- **What you will do**
Search the listing below for the word "page" and copy each line that holds it.

- **Records provided**
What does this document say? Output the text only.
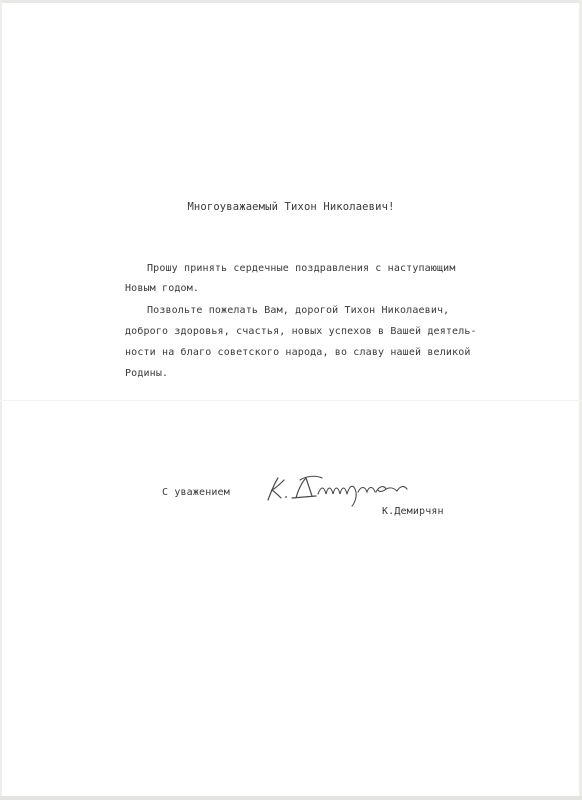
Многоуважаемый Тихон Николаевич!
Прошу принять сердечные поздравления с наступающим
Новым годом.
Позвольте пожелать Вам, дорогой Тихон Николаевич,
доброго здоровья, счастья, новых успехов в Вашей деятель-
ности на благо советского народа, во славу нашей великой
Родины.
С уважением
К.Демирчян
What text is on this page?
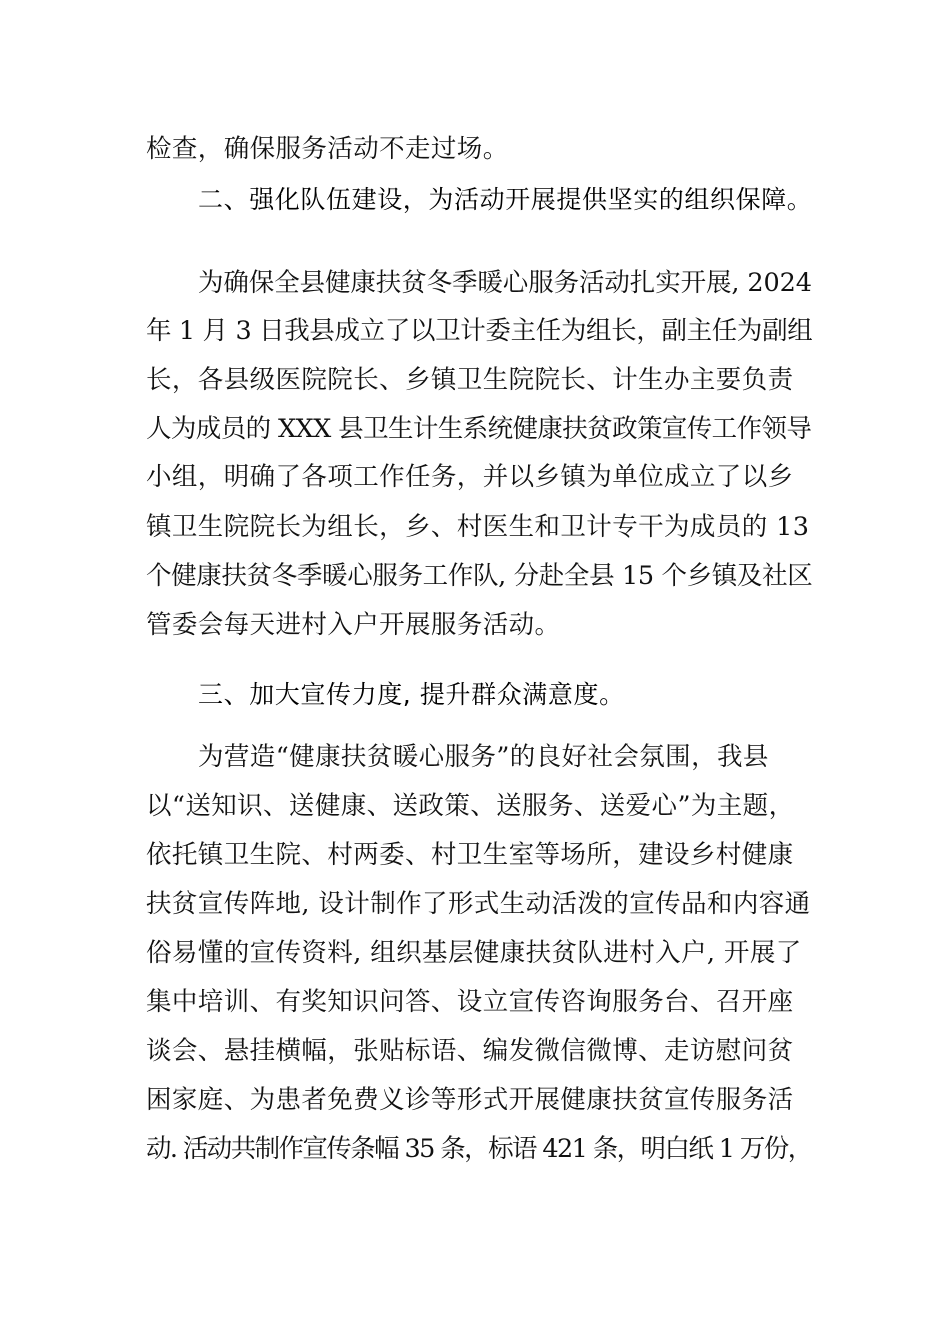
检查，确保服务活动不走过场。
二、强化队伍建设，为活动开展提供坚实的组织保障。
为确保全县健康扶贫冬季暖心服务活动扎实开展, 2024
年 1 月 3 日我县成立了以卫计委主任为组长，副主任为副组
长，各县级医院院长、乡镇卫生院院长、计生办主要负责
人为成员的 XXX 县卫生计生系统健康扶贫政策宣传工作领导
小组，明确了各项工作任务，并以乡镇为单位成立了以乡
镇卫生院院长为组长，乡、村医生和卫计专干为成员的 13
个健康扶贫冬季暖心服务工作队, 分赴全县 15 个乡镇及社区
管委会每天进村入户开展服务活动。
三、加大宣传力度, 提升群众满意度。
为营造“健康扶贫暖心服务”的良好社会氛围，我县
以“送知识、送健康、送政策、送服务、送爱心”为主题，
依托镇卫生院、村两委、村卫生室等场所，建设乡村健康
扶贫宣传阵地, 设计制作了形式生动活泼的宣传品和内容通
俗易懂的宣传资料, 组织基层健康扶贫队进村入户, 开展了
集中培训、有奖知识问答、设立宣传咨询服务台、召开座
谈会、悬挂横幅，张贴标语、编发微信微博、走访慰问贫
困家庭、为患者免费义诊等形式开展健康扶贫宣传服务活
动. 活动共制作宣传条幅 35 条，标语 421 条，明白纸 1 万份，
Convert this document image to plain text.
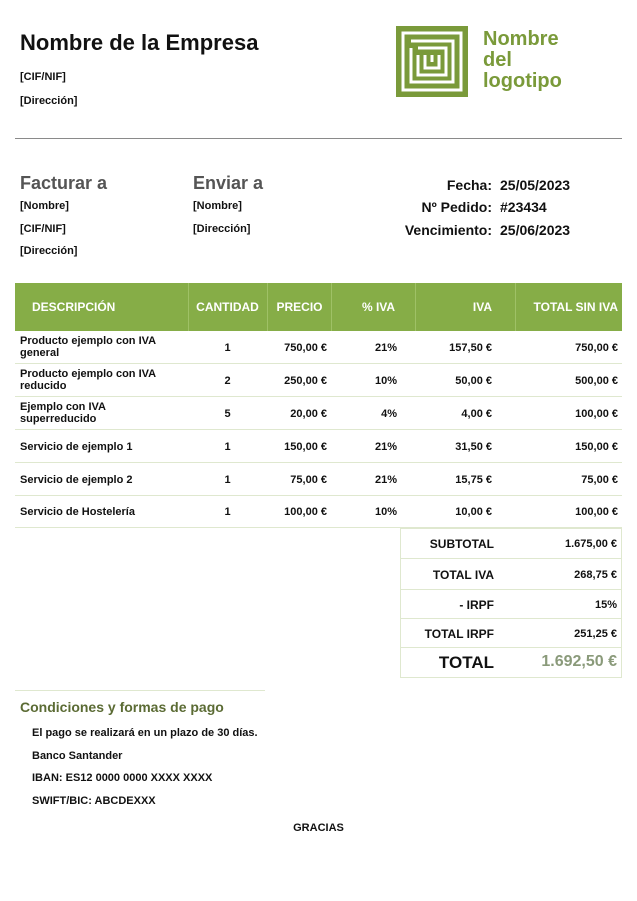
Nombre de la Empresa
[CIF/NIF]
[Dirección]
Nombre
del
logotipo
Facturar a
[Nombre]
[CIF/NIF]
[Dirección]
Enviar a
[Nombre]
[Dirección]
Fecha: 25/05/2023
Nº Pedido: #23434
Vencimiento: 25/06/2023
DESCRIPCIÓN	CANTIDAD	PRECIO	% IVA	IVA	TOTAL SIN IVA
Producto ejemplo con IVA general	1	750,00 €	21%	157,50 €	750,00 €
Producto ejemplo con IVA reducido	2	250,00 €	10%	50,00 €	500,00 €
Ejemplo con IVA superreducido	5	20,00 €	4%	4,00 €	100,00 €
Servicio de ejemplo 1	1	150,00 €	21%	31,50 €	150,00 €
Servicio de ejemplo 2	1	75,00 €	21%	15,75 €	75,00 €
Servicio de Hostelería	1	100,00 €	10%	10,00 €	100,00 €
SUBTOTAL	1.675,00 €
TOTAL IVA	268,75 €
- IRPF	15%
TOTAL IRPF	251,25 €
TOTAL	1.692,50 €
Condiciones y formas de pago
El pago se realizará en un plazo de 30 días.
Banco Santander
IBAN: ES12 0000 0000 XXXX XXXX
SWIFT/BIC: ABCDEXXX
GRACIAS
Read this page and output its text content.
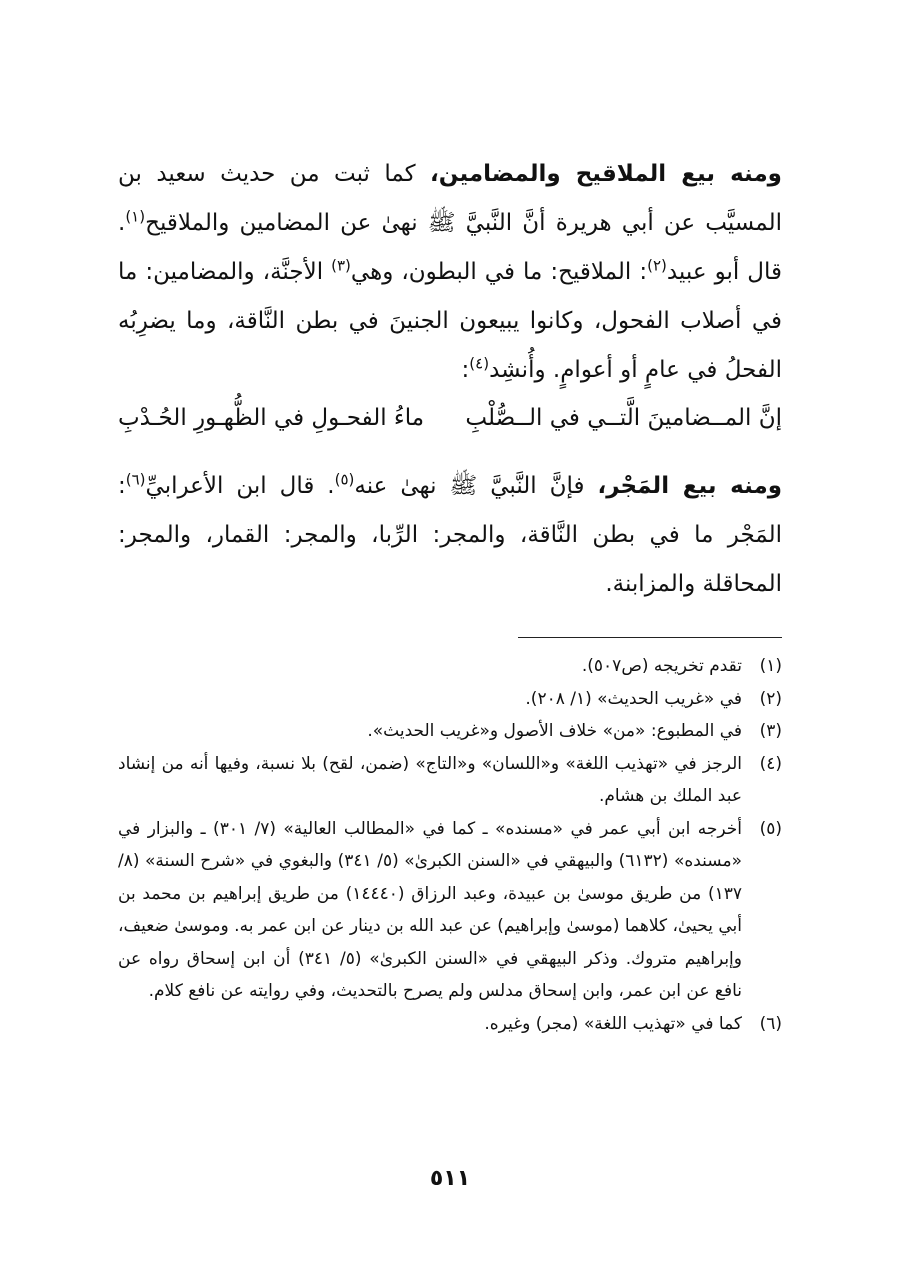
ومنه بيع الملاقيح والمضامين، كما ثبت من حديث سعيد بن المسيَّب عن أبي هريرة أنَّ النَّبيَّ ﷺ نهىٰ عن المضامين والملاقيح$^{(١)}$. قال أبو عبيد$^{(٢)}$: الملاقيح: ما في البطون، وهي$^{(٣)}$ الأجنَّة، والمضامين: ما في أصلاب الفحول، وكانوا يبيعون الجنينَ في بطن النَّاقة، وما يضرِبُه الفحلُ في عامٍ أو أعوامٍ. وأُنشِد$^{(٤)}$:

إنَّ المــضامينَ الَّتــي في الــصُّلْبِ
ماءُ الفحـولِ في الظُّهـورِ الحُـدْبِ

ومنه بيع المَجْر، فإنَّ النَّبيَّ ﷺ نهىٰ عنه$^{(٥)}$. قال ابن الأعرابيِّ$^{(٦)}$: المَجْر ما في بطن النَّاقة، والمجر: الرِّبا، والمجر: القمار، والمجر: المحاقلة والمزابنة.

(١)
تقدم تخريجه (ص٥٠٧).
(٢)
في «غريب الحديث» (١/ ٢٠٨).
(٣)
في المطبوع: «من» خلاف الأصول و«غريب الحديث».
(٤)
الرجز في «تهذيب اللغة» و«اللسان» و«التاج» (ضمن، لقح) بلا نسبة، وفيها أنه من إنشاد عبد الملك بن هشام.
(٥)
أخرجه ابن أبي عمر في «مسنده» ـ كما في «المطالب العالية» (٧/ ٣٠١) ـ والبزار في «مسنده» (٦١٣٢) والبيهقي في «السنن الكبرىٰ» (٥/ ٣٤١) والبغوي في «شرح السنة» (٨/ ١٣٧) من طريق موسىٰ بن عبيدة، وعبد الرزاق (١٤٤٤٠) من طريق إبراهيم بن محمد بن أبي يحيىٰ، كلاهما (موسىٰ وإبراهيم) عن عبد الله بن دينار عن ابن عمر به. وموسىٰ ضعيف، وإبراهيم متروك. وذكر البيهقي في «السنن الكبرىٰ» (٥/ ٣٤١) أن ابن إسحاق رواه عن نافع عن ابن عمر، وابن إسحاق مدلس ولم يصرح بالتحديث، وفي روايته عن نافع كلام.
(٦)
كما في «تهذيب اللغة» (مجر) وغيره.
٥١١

- **Response below**
What text is on this page?
Read this page and output its text content.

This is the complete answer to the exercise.